#### [Description of the task]
Without the pictures, output the records below word for word.
:: Data for processing
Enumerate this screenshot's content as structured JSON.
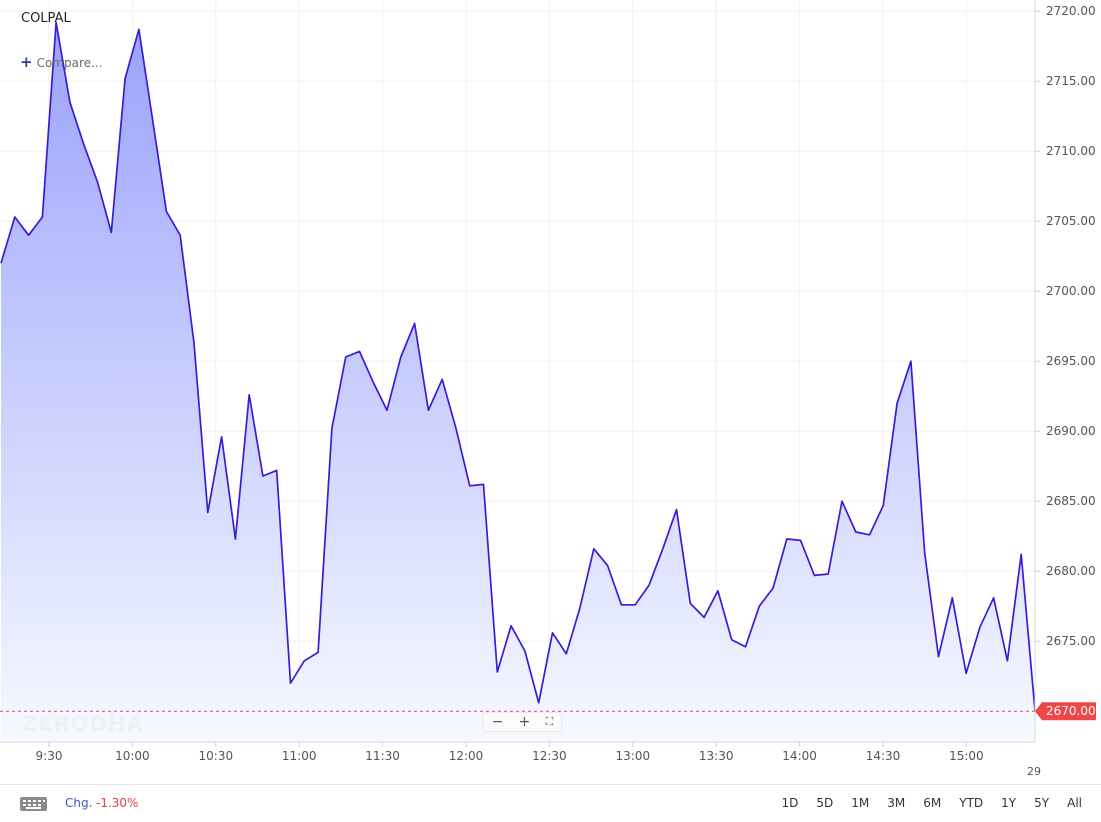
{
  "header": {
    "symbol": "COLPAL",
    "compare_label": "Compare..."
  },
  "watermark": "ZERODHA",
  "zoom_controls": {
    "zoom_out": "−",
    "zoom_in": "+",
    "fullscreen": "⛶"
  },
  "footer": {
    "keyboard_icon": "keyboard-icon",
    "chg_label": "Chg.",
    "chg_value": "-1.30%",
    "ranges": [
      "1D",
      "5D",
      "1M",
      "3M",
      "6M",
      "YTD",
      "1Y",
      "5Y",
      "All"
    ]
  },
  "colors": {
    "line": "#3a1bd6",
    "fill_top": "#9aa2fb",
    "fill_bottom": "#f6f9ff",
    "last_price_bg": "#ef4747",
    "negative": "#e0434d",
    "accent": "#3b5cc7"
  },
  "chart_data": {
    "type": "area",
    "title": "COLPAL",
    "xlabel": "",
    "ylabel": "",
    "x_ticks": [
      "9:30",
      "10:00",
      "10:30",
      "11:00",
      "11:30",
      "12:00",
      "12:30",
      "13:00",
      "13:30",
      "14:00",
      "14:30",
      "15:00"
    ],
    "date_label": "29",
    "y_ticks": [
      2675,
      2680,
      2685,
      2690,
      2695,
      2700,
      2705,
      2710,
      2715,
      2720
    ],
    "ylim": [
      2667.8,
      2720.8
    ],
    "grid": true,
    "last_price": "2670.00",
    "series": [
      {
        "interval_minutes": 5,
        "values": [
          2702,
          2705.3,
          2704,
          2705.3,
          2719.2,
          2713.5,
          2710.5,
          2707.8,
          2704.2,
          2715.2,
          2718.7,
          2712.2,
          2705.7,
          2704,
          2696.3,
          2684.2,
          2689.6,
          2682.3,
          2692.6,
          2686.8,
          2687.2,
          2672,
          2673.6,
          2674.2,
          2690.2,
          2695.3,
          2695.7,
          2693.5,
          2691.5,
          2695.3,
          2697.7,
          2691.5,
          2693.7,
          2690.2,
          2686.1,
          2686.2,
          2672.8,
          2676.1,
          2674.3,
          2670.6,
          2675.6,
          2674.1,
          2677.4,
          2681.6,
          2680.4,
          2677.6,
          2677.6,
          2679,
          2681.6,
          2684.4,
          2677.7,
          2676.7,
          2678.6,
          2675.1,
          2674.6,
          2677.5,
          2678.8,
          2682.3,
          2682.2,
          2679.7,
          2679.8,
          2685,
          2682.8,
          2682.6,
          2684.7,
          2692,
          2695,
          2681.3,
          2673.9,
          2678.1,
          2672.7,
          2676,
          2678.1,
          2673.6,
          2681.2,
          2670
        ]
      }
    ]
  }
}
::::
#### [Written response]
Enumerate this screenshot's content as structured JSON.
{
  "header": {
    "symbol": "COLPAL",
    "compare_label": "Compare..."
  },
  "watermark": "ZERODHA",
  "zoom_controls": {
    "zoom_out": "−",
    "zoom_in": "+",
    "fullscreen": "⛶"
  },
  "footer": {
    "keyboard_icon": "keyboard-icon",
    "chg_label": "Chg.",
    "chg_value": "-1.30%",
    "ranges": [
      "1D",
      "5D",
      "1M",
      "3M",
      "6M",
      "YTD",
      "1Y",
      "5Y",
      "All"
    ]
  },
  "colors": {
    "line": "#3a1bd6",
    "fill_top": "#9aa2fb",
    "fill_bottom": "#f6f9ff",
    "last_price_bg": "#ef4747",
    "negative": "#e0434d",
    "accent": "#3b5cc7"
  },
  "chart_data": {
    "type": "area",
    "title": "COLPAL",
    "xlabel": "",
    "ylabel": "",
    "x_ticks": [
      "9:30",
      "10:00",
      "10:30",
      "11:00",
      "11:30",
      "12:00",
      "12:30",
      "13:00",
      "13:30",
      "14:00",
      "14:30",
      "15:00"
    ],
    "date_label": "29",
    "y_ticks": [
      2675,
      2680,
      2685,
      2690,
      2695,
      2700,
      2705,
      2710,
      2715,
      2720
    ],
    "ylim": [
      2667.8,
      2720.8
    ],
    "grid": true,
    "last_price": "2670.00",
    "series": [
      {
        "interval_minutes": 5,
        "values": [
          2702,
          2705.3,
          2704,
          2705.3,
          2719.2,
          2713.5,
          2710.5,
          2707.8,
          2704.2,
          2715.2,
          2718.7,
          2712.2,
          2705.7,
          2704,
          2696.3,
          2684.2,
          2689.6,
          2682.3,
          2692.6,
          2686.8,
          2687.2,
          2672,
          2673.6,
          2674.2,
          2690.2,
          2695.3,
          2695.7,
          2693.5,
          2691.5,
          2695.3,
          2697.7,
          2691.5,
          2693.7,
          2690.2,
          2686.1,
          2686.2,
          2672.8,
          2676.1,
          2674.3,
          2670.6,
          2675.6,
          2674.1,
          2677.4,
          2681.6,
          2680.4,
          2677.6,
          2677.6,
          2679,
          2681.6,
          2684.4,
          2677.7,
          2676.7,
          2678.6,
          2675.1,
          2674.6,
          2677.5,
          2678.8,
          2682.3,
          2682.2,
          2679.7,
          2679.8,
          2685,
          2682.8,
          2682.6,
          2684.7,
          2692,
          2695,
          2681.3,
          2673.9,
          2678.1,
          2672.7,
          2676,
          2678.1,
          2673.6,
          2681.2,
          2670
        ]
      }
    ]
  }
}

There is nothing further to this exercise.